[RECORDS SUPPLIED]
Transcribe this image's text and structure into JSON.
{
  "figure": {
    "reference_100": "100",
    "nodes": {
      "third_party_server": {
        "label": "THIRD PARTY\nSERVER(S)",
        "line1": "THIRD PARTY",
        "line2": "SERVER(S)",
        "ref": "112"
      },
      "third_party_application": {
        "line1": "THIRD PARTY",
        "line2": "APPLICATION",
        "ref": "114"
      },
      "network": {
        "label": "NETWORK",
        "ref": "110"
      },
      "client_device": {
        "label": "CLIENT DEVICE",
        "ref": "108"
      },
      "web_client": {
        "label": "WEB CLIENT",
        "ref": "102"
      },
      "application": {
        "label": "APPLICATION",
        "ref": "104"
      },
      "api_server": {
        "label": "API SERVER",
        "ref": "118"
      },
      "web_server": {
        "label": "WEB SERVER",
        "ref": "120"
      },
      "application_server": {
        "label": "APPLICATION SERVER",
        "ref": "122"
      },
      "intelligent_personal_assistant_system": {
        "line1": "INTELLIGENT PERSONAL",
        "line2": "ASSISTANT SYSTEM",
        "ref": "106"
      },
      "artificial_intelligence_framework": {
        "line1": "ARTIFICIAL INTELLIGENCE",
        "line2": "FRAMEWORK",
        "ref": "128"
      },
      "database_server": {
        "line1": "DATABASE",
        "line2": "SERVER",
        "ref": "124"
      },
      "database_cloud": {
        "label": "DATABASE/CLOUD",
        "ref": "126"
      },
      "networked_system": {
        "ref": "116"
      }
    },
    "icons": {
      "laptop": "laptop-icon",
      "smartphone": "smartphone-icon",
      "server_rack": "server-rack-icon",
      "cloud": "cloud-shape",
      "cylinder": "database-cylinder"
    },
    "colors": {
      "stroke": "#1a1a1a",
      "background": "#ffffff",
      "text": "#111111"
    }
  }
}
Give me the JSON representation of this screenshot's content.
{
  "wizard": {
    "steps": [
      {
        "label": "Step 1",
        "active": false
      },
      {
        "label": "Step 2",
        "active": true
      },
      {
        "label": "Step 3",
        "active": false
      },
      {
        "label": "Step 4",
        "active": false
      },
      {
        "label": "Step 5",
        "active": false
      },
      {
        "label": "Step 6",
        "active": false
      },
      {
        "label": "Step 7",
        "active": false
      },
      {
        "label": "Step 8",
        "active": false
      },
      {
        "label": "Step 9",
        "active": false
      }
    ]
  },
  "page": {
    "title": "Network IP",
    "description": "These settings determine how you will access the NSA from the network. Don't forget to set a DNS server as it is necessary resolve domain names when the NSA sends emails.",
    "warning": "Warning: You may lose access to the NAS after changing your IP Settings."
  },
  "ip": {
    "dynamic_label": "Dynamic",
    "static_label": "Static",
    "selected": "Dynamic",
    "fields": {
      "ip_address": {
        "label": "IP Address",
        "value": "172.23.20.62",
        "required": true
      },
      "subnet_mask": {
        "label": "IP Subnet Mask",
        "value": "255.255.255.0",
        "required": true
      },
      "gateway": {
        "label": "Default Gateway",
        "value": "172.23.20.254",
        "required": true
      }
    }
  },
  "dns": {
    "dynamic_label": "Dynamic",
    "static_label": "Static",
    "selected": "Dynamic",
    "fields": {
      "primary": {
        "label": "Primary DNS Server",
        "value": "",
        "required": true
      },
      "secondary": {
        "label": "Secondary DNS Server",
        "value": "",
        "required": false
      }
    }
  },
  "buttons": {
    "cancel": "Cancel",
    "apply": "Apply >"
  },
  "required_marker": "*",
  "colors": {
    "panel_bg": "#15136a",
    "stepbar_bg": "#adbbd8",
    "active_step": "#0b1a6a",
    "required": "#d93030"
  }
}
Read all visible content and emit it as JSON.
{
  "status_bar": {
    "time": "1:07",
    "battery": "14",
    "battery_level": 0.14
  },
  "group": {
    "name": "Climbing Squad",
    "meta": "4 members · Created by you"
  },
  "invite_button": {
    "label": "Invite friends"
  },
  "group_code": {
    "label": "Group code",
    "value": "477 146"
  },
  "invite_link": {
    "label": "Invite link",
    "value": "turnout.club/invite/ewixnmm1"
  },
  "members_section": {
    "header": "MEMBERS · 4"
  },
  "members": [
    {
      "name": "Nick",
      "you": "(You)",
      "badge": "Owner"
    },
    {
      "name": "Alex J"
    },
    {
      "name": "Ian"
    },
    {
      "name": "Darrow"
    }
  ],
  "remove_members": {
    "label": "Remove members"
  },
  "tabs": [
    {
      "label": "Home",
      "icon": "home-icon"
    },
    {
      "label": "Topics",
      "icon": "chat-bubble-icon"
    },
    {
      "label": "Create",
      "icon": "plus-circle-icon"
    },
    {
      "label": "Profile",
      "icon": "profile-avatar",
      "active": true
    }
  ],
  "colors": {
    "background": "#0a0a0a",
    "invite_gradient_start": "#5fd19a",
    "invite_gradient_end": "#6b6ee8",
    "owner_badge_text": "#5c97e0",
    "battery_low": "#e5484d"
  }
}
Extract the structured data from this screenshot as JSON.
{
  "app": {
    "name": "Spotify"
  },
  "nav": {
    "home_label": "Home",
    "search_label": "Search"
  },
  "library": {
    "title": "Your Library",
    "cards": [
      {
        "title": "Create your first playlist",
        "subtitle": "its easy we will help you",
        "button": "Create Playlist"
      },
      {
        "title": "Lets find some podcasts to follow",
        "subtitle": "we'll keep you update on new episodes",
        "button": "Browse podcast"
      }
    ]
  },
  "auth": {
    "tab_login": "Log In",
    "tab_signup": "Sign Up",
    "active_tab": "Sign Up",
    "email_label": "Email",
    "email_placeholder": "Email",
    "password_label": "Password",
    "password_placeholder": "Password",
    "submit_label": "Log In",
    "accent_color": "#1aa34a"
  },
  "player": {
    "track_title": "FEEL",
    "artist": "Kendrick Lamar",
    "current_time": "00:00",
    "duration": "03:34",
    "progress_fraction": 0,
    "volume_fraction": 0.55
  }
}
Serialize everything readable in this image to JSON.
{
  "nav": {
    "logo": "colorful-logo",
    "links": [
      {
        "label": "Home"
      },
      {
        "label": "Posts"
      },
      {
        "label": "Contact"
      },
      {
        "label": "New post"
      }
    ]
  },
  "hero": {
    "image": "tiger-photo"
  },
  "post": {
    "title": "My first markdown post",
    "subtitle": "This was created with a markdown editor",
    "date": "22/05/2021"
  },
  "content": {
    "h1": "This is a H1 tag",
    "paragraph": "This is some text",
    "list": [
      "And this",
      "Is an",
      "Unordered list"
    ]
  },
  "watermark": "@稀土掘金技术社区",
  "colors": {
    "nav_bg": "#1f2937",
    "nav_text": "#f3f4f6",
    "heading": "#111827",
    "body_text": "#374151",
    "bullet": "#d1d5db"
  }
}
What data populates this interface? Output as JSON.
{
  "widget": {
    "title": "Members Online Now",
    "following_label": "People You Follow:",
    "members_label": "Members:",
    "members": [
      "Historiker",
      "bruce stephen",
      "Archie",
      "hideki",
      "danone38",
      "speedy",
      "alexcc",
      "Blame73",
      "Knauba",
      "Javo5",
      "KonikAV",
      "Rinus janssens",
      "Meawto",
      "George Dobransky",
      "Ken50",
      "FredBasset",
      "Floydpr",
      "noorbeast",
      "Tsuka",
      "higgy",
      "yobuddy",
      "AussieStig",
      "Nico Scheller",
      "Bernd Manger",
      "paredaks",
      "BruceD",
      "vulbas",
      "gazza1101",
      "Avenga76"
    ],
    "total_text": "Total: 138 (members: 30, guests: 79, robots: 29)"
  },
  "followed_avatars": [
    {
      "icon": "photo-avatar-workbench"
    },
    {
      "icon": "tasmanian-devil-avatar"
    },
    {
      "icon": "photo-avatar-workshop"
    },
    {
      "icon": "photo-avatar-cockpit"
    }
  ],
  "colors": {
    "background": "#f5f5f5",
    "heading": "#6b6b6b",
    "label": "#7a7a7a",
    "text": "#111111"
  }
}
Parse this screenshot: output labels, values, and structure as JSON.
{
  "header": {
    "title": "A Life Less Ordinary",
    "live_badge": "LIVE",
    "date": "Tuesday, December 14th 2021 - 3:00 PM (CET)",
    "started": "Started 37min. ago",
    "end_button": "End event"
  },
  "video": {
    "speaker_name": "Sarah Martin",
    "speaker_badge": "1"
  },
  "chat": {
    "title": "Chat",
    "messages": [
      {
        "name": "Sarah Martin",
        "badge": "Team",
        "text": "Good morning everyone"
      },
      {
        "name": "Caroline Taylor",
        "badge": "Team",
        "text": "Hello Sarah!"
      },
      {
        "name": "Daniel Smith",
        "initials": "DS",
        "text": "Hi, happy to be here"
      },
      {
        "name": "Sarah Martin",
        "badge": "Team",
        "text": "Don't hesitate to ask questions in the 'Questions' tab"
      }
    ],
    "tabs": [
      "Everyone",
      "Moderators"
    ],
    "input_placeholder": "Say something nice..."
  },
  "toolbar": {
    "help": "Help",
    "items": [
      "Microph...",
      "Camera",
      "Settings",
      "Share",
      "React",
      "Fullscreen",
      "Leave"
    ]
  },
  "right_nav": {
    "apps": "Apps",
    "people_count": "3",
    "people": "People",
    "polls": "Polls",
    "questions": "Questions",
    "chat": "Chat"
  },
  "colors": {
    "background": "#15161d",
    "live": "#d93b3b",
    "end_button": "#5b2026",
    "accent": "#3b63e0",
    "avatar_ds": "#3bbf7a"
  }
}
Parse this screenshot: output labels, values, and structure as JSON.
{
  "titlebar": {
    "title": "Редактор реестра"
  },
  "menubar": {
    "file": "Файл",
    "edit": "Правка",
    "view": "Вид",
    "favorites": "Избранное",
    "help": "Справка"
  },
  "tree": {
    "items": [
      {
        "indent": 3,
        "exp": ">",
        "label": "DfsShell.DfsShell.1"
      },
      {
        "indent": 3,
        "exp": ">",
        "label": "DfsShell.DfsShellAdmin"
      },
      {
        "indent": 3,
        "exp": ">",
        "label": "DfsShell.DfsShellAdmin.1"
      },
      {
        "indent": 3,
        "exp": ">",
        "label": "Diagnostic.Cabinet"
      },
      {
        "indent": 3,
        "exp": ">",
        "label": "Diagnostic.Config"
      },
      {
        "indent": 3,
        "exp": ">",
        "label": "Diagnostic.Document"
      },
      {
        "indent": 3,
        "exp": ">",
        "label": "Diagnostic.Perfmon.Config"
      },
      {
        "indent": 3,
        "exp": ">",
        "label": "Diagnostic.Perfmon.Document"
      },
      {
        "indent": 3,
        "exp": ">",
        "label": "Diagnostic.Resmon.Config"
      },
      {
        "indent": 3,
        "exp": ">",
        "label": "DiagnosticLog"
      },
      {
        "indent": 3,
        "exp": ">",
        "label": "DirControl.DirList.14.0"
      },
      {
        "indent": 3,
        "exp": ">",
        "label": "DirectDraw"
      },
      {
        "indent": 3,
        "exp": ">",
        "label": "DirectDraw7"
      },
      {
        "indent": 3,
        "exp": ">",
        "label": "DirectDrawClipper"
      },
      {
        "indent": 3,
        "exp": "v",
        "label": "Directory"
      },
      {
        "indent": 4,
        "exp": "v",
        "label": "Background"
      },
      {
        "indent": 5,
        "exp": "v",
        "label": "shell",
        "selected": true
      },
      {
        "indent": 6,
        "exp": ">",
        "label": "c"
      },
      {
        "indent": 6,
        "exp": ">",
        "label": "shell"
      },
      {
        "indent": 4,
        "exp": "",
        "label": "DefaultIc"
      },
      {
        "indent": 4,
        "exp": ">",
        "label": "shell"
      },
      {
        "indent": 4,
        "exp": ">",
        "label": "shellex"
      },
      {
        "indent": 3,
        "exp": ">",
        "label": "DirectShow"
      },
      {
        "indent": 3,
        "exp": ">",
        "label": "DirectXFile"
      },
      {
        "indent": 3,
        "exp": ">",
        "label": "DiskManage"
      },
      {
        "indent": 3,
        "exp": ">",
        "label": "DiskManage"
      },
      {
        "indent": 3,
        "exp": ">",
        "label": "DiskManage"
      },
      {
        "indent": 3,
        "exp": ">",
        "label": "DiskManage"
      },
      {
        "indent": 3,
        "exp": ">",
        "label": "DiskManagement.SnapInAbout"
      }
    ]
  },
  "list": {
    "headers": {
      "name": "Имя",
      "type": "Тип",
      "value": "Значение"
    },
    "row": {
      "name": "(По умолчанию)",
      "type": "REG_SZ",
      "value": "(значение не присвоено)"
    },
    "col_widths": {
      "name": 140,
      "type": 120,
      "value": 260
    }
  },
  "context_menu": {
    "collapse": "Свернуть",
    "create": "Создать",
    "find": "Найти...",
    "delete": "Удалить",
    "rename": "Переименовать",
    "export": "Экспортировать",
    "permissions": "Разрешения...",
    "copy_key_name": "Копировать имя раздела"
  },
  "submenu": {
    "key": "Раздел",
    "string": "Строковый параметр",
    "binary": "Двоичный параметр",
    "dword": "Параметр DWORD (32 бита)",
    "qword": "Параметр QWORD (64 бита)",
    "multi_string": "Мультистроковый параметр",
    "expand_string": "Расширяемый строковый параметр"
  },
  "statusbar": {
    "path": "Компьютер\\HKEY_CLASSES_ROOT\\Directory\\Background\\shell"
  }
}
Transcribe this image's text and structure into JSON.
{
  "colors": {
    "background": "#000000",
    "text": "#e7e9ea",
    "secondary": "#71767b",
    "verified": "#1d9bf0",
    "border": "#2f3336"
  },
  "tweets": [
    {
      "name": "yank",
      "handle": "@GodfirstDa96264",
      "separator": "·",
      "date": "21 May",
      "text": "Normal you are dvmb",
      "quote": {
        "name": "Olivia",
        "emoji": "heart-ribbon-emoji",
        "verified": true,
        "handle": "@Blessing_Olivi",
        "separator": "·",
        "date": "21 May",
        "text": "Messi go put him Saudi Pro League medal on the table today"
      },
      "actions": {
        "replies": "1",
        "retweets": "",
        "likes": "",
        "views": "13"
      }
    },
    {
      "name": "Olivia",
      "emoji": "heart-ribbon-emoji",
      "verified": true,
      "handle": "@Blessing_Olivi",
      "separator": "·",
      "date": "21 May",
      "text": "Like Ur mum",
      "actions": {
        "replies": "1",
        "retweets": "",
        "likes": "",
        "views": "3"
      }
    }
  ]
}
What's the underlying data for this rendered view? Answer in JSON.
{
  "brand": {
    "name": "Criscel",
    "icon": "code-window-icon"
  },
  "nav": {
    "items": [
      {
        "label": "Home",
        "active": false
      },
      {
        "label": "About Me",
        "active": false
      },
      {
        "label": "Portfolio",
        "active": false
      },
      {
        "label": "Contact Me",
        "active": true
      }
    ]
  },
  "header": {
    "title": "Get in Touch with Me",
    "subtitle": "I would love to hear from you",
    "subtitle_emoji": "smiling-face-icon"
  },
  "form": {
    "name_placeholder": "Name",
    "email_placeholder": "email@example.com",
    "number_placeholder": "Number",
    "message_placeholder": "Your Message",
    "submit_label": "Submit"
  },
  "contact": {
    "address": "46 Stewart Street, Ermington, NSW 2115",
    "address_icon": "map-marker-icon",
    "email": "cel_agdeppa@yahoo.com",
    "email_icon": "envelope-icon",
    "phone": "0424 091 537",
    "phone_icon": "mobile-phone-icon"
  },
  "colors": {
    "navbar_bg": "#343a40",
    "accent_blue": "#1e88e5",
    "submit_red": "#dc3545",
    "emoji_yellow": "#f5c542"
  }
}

[EXERCISE DIRECTIONS] Look through the material and copy each line that has "from".

[CORRECT ANSWER]
    "description": "These settings determine how you will access the NSA from the network. Don't forget to set a DNS server as it is necessary resolve domain names when the NSA sends emails.",
Extract the structured data from this screenshot as JSON.
    "subtitle": "I would love to hear from you",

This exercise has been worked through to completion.